--- START Material provided ---

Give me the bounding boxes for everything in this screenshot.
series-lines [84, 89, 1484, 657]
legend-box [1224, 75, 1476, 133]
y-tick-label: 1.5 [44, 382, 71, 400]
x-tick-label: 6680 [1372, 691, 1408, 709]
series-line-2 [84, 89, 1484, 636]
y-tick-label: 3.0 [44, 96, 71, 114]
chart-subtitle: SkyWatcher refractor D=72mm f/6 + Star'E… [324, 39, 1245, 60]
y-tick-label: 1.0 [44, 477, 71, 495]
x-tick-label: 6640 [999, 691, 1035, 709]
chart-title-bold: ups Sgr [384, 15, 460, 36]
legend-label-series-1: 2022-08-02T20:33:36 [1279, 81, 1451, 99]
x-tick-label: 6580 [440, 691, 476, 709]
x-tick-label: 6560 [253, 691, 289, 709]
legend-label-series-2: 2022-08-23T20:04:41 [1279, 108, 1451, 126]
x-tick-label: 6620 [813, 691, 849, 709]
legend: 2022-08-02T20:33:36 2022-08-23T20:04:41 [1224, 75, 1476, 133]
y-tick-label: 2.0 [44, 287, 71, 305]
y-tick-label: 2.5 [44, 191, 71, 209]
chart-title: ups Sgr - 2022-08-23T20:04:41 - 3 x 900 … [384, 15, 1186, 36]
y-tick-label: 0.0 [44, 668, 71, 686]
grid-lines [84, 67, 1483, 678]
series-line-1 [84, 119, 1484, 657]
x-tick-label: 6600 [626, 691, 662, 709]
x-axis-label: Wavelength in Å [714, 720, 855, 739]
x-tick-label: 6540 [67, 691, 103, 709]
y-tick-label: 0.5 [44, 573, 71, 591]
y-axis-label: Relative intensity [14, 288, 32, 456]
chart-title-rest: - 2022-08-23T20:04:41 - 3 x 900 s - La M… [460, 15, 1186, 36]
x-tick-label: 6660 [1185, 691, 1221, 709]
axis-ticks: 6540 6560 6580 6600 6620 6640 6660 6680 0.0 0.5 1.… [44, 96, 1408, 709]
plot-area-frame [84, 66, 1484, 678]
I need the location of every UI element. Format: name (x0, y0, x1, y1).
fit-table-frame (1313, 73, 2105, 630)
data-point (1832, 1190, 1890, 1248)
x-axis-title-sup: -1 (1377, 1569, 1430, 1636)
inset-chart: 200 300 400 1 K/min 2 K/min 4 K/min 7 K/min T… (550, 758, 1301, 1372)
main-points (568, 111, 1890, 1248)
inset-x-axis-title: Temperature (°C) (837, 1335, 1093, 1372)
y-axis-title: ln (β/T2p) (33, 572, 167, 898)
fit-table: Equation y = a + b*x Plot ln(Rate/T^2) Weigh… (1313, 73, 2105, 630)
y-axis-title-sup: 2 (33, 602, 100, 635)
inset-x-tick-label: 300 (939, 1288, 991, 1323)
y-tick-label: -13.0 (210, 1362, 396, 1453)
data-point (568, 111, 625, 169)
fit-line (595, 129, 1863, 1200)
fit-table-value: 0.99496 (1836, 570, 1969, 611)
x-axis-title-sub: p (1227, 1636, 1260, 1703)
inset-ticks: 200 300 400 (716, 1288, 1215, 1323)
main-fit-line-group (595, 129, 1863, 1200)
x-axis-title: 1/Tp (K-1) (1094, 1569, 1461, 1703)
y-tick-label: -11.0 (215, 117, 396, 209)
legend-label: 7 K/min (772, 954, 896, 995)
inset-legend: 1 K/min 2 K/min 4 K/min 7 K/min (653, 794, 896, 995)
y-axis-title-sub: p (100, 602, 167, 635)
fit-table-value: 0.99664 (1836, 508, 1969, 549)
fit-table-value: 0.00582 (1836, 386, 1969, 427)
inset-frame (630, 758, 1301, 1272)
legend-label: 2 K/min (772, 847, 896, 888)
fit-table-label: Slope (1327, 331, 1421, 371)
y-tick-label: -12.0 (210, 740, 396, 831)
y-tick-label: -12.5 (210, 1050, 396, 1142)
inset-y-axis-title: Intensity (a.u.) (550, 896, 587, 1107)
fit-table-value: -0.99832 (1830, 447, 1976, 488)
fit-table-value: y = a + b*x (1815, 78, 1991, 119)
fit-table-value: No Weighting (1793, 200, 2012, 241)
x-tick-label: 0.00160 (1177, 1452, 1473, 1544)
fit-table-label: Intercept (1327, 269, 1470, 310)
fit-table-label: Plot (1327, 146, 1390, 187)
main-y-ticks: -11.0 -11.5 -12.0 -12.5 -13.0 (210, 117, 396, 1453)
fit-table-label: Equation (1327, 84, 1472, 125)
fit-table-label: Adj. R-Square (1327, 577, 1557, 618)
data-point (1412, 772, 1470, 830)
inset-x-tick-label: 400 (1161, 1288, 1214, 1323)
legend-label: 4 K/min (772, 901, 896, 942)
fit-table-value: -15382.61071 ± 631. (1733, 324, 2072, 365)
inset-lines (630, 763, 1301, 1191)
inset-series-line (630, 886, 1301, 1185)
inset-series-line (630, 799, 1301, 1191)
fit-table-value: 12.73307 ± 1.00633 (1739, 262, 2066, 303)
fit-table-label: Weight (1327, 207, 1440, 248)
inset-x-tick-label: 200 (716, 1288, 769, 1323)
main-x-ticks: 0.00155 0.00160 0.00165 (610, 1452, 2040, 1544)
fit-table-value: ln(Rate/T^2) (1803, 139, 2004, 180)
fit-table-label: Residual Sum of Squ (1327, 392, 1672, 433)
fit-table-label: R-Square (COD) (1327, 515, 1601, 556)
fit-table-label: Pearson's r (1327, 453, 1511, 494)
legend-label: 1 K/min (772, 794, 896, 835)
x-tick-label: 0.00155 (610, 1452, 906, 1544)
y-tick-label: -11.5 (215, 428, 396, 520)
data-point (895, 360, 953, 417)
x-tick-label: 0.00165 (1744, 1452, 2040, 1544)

--- END Material provided ---

_Aim:_
Copy out the records word for word, from their first line through the line containing "x-tick-label: 6560 [253, 691, 289, 709]".

_Output for this task:_
Give me the bounding boxes for everything in this screenshot.
series-lines [84, 89, 1484, 657]
legend-box [1224, 75, 1476, 133]
y-tick-label: 1.5 [44, 382, 71, 400]
x-tick-label: 6680 [1372, 691, 1408, 709]
series-line-2 [84, 89, 1484, 636]
y-tick-label: 3.0 [44, 96, 71, 114]
chart-subtitle: SkyWatcher refractor D=72mm f/6 + Star'E… [324, 39, 1245, 60]
y-tick-label: 1.0 [44, 477, 71, 495]
x-tick-label: 6640 [999, 691, 1035, 709]
chart-title-bold: ups Sgr [384, 15, 460, 36]
legend-label-series-1: 2022-08-02T20:33:36 [1279, 81, 1451, 99]
x-tick-label: 6580 [440, 691, 476, 709]
x-tick-label: 6560 [253, 691, 289, 709]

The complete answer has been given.